## STATED PROBLEM
Copy out each line in the material below that has the word "type".

Source data
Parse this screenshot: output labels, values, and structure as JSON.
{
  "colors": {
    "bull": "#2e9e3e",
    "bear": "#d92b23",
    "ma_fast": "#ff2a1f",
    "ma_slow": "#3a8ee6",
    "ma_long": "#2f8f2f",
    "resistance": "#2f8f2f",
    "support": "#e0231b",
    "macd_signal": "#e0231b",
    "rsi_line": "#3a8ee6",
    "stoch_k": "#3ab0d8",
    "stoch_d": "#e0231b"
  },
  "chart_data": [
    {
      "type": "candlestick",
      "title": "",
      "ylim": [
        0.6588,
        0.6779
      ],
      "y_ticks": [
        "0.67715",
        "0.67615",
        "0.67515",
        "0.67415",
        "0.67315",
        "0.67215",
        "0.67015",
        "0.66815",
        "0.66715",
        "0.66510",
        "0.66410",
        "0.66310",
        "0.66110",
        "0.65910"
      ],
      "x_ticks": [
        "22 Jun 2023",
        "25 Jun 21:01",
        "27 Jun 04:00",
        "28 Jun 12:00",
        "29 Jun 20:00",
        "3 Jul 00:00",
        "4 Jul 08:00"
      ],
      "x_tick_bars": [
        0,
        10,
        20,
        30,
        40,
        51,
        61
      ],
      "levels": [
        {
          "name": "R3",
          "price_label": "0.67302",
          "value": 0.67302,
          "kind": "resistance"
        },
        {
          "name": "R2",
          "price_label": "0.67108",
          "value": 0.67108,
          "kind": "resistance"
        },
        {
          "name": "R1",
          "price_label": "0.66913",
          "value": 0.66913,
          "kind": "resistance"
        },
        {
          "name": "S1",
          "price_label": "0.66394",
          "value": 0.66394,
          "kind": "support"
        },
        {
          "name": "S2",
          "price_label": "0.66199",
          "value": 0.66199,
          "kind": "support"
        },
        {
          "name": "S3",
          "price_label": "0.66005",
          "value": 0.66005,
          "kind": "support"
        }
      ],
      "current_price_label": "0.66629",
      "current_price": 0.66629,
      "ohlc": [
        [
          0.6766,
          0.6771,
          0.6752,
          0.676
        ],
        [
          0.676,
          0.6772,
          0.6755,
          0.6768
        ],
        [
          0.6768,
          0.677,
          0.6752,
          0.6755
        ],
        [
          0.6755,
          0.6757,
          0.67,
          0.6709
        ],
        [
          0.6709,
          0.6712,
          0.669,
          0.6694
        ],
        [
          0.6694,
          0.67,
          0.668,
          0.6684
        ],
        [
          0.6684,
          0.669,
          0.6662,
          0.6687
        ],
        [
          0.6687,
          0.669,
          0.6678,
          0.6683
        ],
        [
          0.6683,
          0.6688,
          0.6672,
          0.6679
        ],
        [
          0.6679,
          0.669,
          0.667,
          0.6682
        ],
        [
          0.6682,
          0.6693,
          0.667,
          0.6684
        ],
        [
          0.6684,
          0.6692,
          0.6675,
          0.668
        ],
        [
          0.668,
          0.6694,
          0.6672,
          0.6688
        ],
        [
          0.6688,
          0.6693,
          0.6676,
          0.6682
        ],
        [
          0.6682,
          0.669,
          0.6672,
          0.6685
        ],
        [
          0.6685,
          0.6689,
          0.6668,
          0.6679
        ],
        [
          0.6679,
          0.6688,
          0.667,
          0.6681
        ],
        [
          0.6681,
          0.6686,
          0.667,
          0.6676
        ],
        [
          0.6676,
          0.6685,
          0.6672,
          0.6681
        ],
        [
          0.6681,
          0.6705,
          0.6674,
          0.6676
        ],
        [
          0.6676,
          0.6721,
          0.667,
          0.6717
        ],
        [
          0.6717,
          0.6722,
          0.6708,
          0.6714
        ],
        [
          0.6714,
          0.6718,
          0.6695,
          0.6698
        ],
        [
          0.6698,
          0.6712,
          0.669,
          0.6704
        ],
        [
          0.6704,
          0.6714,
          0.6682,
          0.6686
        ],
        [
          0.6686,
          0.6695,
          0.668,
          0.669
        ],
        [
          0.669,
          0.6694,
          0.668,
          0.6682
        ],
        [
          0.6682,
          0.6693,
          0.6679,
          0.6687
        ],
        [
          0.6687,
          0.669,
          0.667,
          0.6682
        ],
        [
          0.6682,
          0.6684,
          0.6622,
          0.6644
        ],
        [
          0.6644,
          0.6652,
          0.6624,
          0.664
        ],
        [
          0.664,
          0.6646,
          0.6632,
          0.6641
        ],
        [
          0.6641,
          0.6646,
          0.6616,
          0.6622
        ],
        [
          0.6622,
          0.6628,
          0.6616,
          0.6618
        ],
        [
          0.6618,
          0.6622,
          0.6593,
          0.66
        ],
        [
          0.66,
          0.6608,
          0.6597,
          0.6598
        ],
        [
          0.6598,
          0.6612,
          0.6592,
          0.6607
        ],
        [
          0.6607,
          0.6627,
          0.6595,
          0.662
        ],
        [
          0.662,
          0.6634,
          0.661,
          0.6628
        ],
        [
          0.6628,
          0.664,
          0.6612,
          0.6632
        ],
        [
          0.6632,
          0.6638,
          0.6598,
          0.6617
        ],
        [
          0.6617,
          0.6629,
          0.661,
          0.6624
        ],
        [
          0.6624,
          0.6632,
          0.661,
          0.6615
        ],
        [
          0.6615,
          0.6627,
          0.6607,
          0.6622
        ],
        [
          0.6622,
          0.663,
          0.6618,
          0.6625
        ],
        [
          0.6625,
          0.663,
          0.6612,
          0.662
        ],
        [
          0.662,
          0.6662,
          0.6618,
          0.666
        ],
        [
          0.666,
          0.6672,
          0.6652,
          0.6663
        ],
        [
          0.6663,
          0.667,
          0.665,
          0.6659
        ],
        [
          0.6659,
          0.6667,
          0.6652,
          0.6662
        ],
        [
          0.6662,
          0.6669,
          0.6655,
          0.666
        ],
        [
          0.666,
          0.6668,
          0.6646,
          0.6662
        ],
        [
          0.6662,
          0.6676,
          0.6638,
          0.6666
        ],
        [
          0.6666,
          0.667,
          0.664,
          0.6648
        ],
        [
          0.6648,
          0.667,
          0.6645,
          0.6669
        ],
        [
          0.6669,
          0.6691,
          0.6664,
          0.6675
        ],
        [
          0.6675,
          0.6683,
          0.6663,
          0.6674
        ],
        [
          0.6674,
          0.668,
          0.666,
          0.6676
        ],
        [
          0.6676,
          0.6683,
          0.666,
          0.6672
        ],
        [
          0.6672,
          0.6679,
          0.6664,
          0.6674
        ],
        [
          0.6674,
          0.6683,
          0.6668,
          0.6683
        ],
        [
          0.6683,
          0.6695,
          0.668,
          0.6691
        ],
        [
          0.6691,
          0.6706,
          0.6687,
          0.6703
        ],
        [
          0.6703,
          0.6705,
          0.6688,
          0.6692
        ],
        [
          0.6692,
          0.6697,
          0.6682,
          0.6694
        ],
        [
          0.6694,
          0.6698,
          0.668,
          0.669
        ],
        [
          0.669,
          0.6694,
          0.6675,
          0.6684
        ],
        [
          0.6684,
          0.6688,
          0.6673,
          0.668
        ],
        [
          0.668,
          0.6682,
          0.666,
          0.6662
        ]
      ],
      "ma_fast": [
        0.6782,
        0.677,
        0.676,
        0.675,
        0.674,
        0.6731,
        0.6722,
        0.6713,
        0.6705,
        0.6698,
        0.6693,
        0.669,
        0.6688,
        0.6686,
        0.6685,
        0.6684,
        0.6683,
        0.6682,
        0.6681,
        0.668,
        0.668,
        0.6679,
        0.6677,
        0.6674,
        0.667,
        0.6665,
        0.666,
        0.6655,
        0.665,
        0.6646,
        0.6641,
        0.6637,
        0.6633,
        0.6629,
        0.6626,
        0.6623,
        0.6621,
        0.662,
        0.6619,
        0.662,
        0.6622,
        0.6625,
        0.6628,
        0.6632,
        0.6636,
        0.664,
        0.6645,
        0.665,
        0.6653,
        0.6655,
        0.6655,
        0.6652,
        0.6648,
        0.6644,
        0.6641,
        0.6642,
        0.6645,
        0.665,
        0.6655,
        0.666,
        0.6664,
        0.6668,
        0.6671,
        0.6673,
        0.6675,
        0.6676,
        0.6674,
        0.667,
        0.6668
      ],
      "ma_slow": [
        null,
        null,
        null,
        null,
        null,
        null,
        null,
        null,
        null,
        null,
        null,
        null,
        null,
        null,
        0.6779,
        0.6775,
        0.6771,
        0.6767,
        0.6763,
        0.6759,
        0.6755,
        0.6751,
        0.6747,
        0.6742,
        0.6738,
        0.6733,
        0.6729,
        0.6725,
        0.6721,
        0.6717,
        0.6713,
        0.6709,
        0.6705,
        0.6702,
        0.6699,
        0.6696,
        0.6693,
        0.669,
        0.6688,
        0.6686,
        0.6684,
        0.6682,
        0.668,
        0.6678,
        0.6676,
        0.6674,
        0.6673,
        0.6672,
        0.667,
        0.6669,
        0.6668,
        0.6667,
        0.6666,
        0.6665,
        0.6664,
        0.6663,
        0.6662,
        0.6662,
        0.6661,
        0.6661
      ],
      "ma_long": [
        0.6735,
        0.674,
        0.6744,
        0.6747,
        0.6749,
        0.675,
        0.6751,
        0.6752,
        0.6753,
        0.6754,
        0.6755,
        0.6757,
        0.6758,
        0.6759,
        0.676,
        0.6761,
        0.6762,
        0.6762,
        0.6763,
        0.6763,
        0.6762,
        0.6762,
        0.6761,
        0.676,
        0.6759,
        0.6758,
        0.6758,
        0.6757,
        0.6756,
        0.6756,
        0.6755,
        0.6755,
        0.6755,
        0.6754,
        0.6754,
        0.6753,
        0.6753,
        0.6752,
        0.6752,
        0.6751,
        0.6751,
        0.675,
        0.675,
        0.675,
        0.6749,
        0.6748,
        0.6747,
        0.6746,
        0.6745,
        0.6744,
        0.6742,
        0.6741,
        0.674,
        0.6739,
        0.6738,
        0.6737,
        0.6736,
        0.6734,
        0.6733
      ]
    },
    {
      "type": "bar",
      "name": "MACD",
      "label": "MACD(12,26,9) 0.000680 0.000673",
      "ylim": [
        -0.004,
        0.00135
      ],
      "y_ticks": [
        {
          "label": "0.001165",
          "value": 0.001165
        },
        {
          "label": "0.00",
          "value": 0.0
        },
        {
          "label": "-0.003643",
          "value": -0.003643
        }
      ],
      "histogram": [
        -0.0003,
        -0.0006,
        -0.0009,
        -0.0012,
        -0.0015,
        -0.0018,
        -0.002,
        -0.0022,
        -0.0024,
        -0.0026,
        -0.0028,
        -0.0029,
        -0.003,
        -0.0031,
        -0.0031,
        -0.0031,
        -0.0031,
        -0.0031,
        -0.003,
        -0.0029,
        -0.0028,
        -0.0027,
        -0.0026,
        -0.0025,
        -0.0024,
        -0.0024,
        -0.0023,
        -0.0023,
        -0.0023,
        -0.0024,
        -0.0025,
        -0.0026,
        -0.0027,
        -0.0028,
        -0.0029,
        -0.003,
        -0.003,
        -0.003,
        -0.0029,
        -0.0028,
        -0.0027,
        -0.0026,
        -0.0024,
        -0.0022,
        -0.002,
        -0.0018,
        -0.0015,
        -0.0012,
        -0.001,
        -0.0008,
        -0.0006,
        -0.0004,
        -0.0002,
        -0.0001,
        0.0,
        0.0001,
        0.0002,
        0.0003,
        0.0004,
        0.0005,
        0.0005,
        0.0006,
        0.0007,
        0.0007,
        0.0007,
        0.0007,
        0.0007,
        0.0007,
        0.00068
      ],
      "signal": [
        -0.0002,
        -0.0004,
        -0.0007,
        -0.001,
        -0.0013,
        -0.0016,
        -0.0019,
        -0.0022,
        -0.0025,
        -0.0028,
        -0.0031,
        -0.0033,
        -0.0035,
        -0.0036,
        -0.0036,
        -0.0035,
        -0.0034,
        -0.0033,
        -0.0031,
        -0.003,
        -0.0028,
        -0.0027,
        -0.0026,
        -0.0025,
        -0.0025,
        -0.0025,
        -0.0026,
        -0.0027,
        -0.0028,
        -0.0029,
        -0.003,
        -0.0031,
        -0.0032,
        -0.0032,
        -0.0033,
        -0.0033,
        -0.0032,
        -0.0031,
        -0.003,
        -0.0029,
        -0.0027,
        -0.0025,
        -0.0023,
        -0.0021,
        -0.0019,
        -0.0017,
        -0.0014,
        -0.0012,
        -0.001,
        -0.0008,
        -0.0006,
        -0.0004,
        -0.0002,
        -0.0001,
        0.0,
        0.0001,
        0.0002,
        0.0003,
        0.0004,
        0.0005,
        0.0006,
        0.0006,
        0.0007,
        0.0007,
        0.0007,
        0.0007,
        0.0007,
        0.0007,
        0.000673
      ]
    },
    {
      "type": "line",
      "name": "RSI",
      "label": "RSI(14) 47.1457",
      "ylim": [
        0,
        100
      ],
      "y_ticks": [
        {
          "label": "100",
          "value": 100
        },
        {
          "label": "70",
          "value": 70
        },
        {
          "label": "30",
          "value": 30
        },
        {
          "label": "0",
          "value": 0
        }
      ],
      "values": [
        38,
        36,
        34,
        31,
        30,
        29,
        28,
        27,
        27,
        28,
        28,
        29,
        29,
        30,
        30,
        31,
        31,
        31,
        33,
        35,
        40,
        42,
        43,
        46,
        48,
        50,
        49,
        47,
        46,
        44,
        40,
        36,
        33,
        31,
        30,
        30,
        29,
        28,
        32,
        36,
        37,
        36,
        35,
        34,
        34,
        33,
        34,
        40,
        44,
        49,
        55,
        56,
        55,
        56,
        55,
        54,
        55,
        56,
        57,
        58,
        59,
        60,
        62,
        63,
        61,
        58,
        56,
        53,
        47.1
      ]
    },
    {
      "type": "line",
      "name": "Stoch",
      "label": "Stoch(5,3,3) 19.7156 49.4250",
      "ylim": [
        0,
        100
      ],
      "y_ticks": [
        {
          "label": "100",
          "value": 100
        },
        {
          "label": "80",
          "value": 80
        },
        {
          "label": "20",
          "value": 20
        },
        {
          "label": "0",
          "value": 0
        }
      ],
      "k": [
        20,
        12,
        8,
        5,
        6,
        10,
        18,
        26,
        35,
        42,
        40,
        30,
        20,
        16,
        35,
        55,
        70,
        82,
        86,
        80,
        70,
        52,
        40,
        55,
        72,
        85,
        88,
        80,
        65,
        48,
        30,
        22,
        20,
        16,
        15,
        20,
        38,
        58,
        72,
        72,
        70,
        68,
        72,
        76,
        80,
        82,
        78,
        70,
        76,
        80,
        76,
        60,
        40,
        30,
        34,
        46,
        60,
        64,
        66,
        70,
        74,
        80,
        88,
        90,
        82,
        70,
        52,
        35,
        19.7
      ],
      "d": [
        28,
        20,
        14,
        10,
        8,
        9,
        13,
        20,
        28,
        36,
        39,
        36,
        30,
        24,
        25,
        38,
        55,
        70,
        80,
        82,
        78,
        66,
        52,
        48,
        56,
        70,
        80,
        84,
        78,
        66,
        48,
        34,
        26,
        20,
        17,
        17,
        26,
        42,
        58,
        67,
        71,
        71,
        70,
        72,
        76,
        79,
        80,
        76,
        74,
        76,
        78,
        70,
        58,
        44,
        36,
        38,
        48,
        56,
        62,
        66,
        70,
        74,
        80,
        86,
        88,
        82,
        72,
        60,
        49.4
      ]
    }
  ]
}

## REPLY TO THE EXERCISE
      "type": "candlestick",
      "type": "bar",
      "type": "line",
      "type": "line",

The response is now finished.